* _The exercise_
Using the listing below, report all lines holding the word "JSON".

* _Extracted data_
-*-
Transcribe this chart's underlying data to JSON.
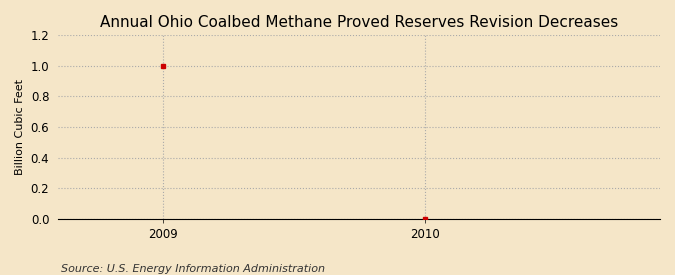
{
  "title": "Annual Ohio Coalbed Methane Proved Reserves Revision Decreases",
  "ylabel": "Billion Cubic Feet",
  "source_text": "Source: U.S. Energy Information Administration",
  "x_data": [
    2009,
    2010
  ],
  "y_data": [
    1.0,
    0.0
  ],
  "xlim": [
    2008.6,
    2010.9
  ],
  "ylim": [
    0.0,
    1.2
  ],
  "yticks": [
    0.0,
    0.2,
    0.4,
    0.6,
    0.8,
    1.0,
    1.2
  ],
  "xticks": [
    2009,
    2010
  ],
  "point_color": "#cc0000",
  "grid_color": "#aaaaaa",
  "background_color": "#f5e6c8",
  "title_fontsize": 11,
  "label_fontsize": 8,
  "tick_fontsize": 8.5,
  "source_fontsize": 8
}
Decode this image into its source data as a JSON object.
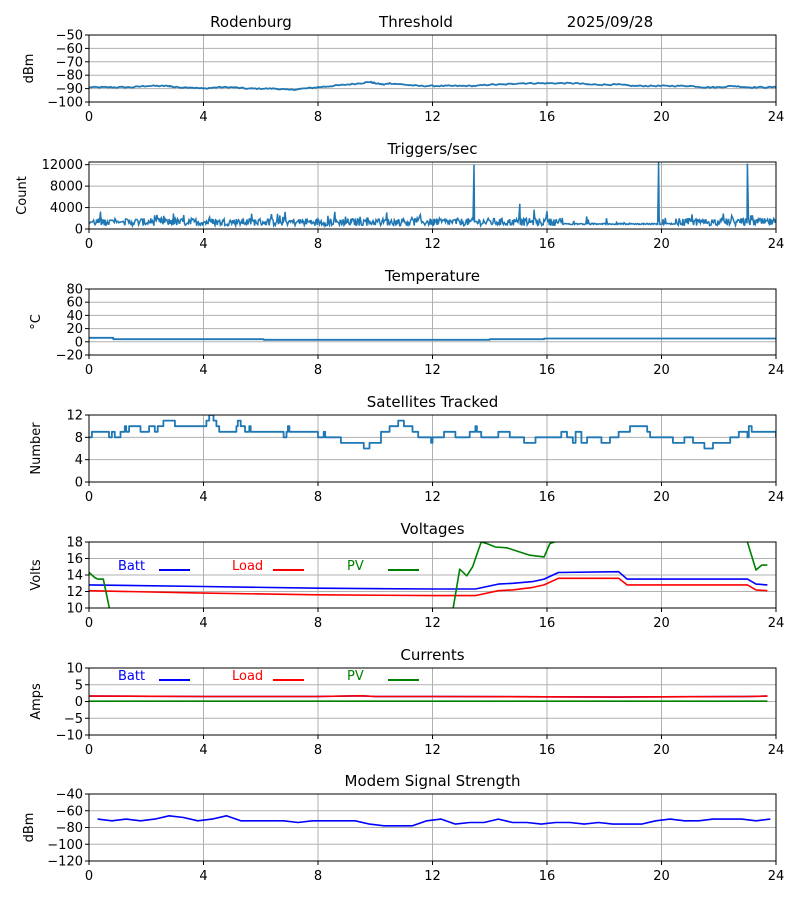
{
  "header": {
    "station": "Rodenburg",
    "mode": "Threshold",
    "date": "2025/09/28"
  },
  "colors": {
    "default_series": "#1f77b4",
    "batt": "#0000ff",
    "load": "#ff0000",
    "pv": "#008000",
    "grid": "#b0b0b0",
    "axis": "#000000"
  },
  "chart_data": [
    {
      "id": "rssi",
      "type": "line",
      "title": "",
      "xlabel": "",
      "ylabel": "dBm",
      "xlim": [
        0,
        24
      ],
      "ylim": [
        -100,
        -50
      ],
      "xticks": [
        "0",
        "4",
        "8",
        "12",
        "16",
        "20",
        "24"
      ],
      "yticks": [
        -50,
        -60,
        -70,
        -80,
        -90,
        -100
      ],
      "ytick_labels": [
        "−50",
        "−60",
        "−70",
        "−80",
        "−90",
        "−100"
      ],
      "grid": true,
      "series": [
        {
          "name": "signal",
          "color": "#1f77b4",
          "x": [
            0,
            0.5,
            1,
            1.5,
            2,
            2.5,
            2.8,
            3,
            3.5,
            4,
            4.5,
            5,
            5.5,
            6,
            6.5,
            7,
            7.5,
            8,
            8.5,
            9,
            9.5,
            9.8,
            10,
            10.3,
            10.5,
            11,
            11.5,
            12,
            12.5,
            13,
            13.5,
            14,
            14.5,
            15,
            15.5,
            16,
            16.5,
            17,
            17.5,
            18,
            18.5,
            19,
            19.5,
            20,
            20.5,
            21,
            21.5,
            22,
            22.5,
            23,
            23.5,
            24
          ],
          "y": [
            -89,
            -89,
            -89,
            -89,
            -88,
            -88,
            -88,
            -89,
            -89,
            -90,
            -89,
            -89,
            -90,
            -90,
            -90,
            -91,
            -90,
            -89,
            -88,
            -87,
            -86,
            -85,
            -86,
            -87,
            -86,
            -87,
            -88,
            -88,
            -88,
            -88,
            -88,
            -87,
            -87,
            -86,
            -86,
            -86,
            -86,
            -86,
            -87,
            -87,
            -87,
            -88,
            -88,
            -88,
            -88,
            -88,
            -89,
            -89,
            -88,
            -89,
            -89,
            -89
          ]
        }
      ]
    },
    {
      "id": "triggers",
      "type": "line",
      "title": "Triggers/sec",
      "xlabel": "",
      "ylabel": "Count",
      "xlim": [
        0,
        24
      ],
      "ylim": [
        0,
        12500
      ],
      "xticks": [
        "0",
        "4",
        "8",
        "12",
        "16",
        "20",
        "24"
      ],
      "yticks": [
        0,
        4000,
        8000,
        12000
      ],
      "ytick_labels": [
        "0",
        "4000",
        "8000",
        "12000"
      ],
      "grid": true,
      "baseline": 1300,
      "noise": 700,
      "spikes": [
        {
          "x": 13.45,
          "y": 12000
        },
        {
          "x": 15.05,
          "y": 4700
        },
        {
          "x": 15.55,
          "y": 3600
        },
        {
          "x": 16.0,
          "y": 3300
        },
        {
          "x": 19.9,
          "y": 12500
        },
        {
          "x": 23.0,
          "y": 12200
        },
        {
          "x": 6.85,
          "y": 3200
        },
        {
          "x": 10.4,
          "y": 3100
        },
        {
          "x": 2.95,
          "y": 2900
        }
      ],
      "series": [
        {
          "name": "triggers",
          "color": "#1f77b4"
        }
      ]
    },
    {
      "id": "temperature",
      "type": "line",
      "title": "Temperature",
      "xlabel": "",
      "ylabel": "°C",
      "xlim": [
        0,
        24
      ],
      "ylim": [
        -20,
        80
      ],
      "xticks": [
        "0",
        "4",
        "8",
        "12",
        "16",
        "20",
        "24"
      ],
      "yticks": [
        80,
        60,
        40,
        20,
        0,
        -20
      ],
      "ytick_labels": [
        "80",
        "60",
        "40",
        "20",
        "0",
        "−20"
      ],
      "grid": true,
      "series": [
        {
          "name": "temp",
          "color": "#1f77b4",
          "x": [
            0,
            0.85,
            0.85,
            6.1,
            6.1,
            14,
            14,
            15.9,
            15.9,
            24
          ],
          "y": [
            6,
            6,
            4,
            4,
            3,
            3,
            4,
            4,
            5,
            5
          ]
        }
      ]
    },
    {
      "id": "satellites",
      "type": "line",
      "title": "Satellites Tracked",
      "xlabel": "",
      "ylabel": "Number",
      "xlim": [
        0,
        24
      ],
      "ylim": [
        0,
        12
      ],
      "xticks": [
        "0",
        "4",
        "8",
        "12",
        "16",
        "20",
        "24"
      ],
      "yticks": [
        12,
        8,
        4,
        0
      ],
      "ytick_labels": [
        "12",
        "8",
        "4",
        "0"
      ],
      "grid": true,
      "series": [
        {
          "name": "sats",
          "color": "#1f77b4",
          "x": [
            0,
            0.1,
            0.7,
            0.8,
            0.9,
            1.1,
            1.2,
            1.25,
            1.3,
            1.4,
            1.8,
            2.1,
            2.3,
            2.4,
            2.6,
            3.0,
            4.1,
            4.2,
            4.35,
            4.45,
            4.55,
            5.15,
            5.2,
            5.3,
            5.45,
            5.6,
            5.65,
            6.8,
            6.9,
            6.95,
            7.0,
            8.0,
            8.2,
            8.25,
            8.8,
            9.6,
            9.8,
            10.2,
            10.5,
            10.8,
            11.0,
            11.3,
            11.5,
            11.7,
            11.95,
            12.0,
            12.1,
            12.4,
            12.8,
            13.3,
            13.5,
            13.55,
            13.7,
            14.3,
            14.7,
            15.2,
            15.6,
            16.5,
            16.7,
            16.9,
            17.0,
            17.2,
            17.4,
            17.9,
            18.2,
            18.5,
            18.9,
            19.5,
            19.6,
            20.1,
            20.4,
            20.8,
            21.1,
            21.5,
            21.8,
            22.4,
            22.7,
            23.0,
            23.05,
            23.15,
            24
          ],
          "y": [
            8,
            9,
            8,
            9,
            8,
            9,
            9,
            10,
            9,
            10,
            9,
            10,
            9,
            10,
            11,
            10,
            11,
            12,
            11,
            10,
            9,
            10,
            11,
            10,
            9,
            10,
            9,
            8,
            9,
            10,
            9,
            8,
            9,
            8,
            7,
            6,
            7,
            9,
            10,
            11,
            10,
            9,
            8,
            8,
            7,
            8,
            8,
            9,
            8,
            9,
            10,
            9,
            8,
            9,
            8,
            7,
            8,
            9,
            8,
            7,
            9,
            7,
            8,
            7,
            8,
            9,
            10,
            9,
            8,
            8,
            7,
            8,
            7,
            6,
            7,
            8,
            9,
            8,
            10,
            9,
            8
          ]
        }
      ]
    },
    {
      "id": "voltages",
      "type": "line",
      "title": "Voltages",
      "xlabel": "",
      "ylabel": "Volts",
      "xlim": [
        0,
        24
      ],
      "ylim": [
        10,
        18
      ],
      "xticks": [
        "0",
        "4",
        "8",
        "12",
        "16",
        "20",
        "24"
      ],
      "yticks": [
        18,
        16,
        14,
        12,
        10
      ],
      "ytick_labels": [
        "18",
        "16",
        "14",
        "12",
        "10"
      ],
      "grid": true,
      "legend": [
        "Batt",
        "Load",
        "PV"
      ],
      "series": [
        {
          "name": "Batt",
          "color": "#0000ff",
          "x": [
            0,
            4,
            8,
            12,
            13.5,
            14.3,
            14.8,
            15.5,
            15.9,
            16.4,
            18.5,
            18.8,
            23.0,
            23.3,
            23.7
          ],
          "y": [
            12.8,
            12.6,
            12.4,
            12.3,
            12.3,
            12.9,
            13.0,
            13.2,
            13.5,
            14.3,
            14.4,
            13.5,
            13.5,
            12.9,
            12.8
          ]
        },
        {
          "name": "Load",
          "color": "#ff0000",
          "x": [
            0,
            4,
            8,
            12,
            13.5,
            14.3,
            14.8,
            15.5,
            15.9,
            16.4,
            18.5,
            18.8,
            23.0,
            23.3,
            23.7
          ],
          "y": [
            12.1,
            11.8,
            11.6,
            11.5,
            11.5,
            12.1,
            12.2,
            12.5,
            12.8,
            13.6,
            13.6,
            12.8,
            12.8,
            12.2,
            12.1
          ]
        },
        {
          "name": "PV",
          "color": "#008000",
          "x": [
            0,
            0.2,
            0.3,
            0.5,
            0.7,
            0.72,
            12.7,
            12.95,
            13.2,
            13.4,
            13.7,
            13.9,
            14.2,
            14.6,
            15.4,
            15.9,
            16.1,
            16.5,
            22.8,
            23.0,
            23.3,
            23.5,
            23.7
          ],
          "y": [
            14.3,
            13.7,
            13.5,
            13.5,
            10.2,
            9.5,
            9.5,
            14.7,
            13.9,
            15.0,
            18.0,
            17.8,
            17.4,
            17.3,
            16.4,
            16.2,
            17.8,
            18.3,
            18.5,
            18.0,
            14.6,
            15.2,
            15.2
          ]
        }
      ]
    },
    {
      "id": "currents",
      "type": "line",
      "title": "Currents",
      "xlabel": "",
      "ylabel": "Amps",
      "xlim": [
        0,
        24
      ],
      "ylim": [
        -10,
        10
      ],
      "xticks": [
        "0",
        "4",
        "8",
        "12",
        "16",
        "20",
        "24"
      ],
      "yticks": [
        10,
        5,
        0,
        -5,
        -10
      ],
      "ytick_labels": [
        "10",
        "5",
        "0",
        "−5",
        "−10"
      ],
      "grid": true,
      "legend": [
        "Batt",
        "Load",
        "PV"
      ],
      "series": [
        {
          "name": "Batt",
          "color": "#0000ff",
          "x": [
            0,
            4,
            8,
            9.5,
            10,
            12,
            16,
            18.5,
            20,
            23,
            23.7
          ],
          "y": [
            1.6,
            1.5,
            1.5,
            1.7,
            1.5,
            1.5,
            1.4,
            1.3,
            1.4,
            1.5,
            1.6
          ]
        },
        {
          "name": "Load",
          "color": "#ff0000",
          "x": [
            0,
            4,
            8,
            9.5,
            10,
            12,
            16,
            18.5,
            20,
            23,
            23.7
          ],
          "y": [
            1.6,
            1.5,
            1.5,
            1.7,
            1.5,
            1.5,
            1.4,
            1.3,
            1.4,
            1.5,
            1.6
          ]
        },
        {
          "name": "PV",
          "color": "#008000",
          "x": [
            0,
            23.7
          ],
          "y": [
            0.1,
            0.1
          ]
        }
      ]
    },
    {
      "id": "modem",
      "type": "line",
      "title": "Modem Signal Strength",
      "xlabel": "",
      "ylabel": "dBm",
      "xlim": [
        0,
        24
      ],
      "ylim": [
        -120,
        -40
      ],
      "xticks": [
        "0",
        "4",
        "8",
        "12",
        "16",
        "20",
        "24"
      ],
      "yticks": [
        -40,
        -60,
        -80,
        -100,
        -120
      ],
      "ytick_labels": [
        "−40",
        "−60",
        "−80",
        "−100",
        "−120"
      ],
      "grid": true,
      "series": [
        {
          "name": "modem",
          "color": "#0000ff",
          "x": [
            0.3,
            0.8,
            1.3,
            1.8,
            2.3,
            2.8,
            3.3,
            3.8,
            4.3,
            4.8,
            5.3,
            5.8,
            6.3,
            6.8,
            7.3,
            7.8,
            8.3,
            8.8,
            9.3,
            9.8,
            10.3,
            10.8,
            11.3,
            11.8,
            12.3,
            12.8,
            13.3,
            13.8,
            14.3,
            14.8,
            15.3,
            15.8,
            16.3,
            16.8,
            17.3,
            17.8,
            18.3,
            18.8,
            19.3,
            19.8,
            20.3,
            20.8,
            21.3,
            21.8,
            22.3,
            22.8,
            23.3,
            23.8
          ],
          "y": [
            -70,
            -72,
            -70,
            -72,
            -70,
            -66,
            -68,
            -72,
            -70,
            -66,
            -72,
            -72,
            -72,
            -72,
            -74,
            -72,
            -72,
            -72,
            -72,
            -76,
            -78,
            -78,
            -78,
            -72,
            -70,
            -76,
            -74,
            -74,
            -70,
            -74,
            -74,
            -76,
            -74,
            -74,
            -76,
            -74,
            -76,
            -76,
            -76,
            -72,
            -70,
            -72,
            -72,
            -70,
            -70,
            -70,
            -72,
            -70
          ]
        }
      ]
    }
  ]
}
-*-
* _Solution_
Transcribe this chart's underlying data to JSON.
Decode this image into its source data as a JSON object.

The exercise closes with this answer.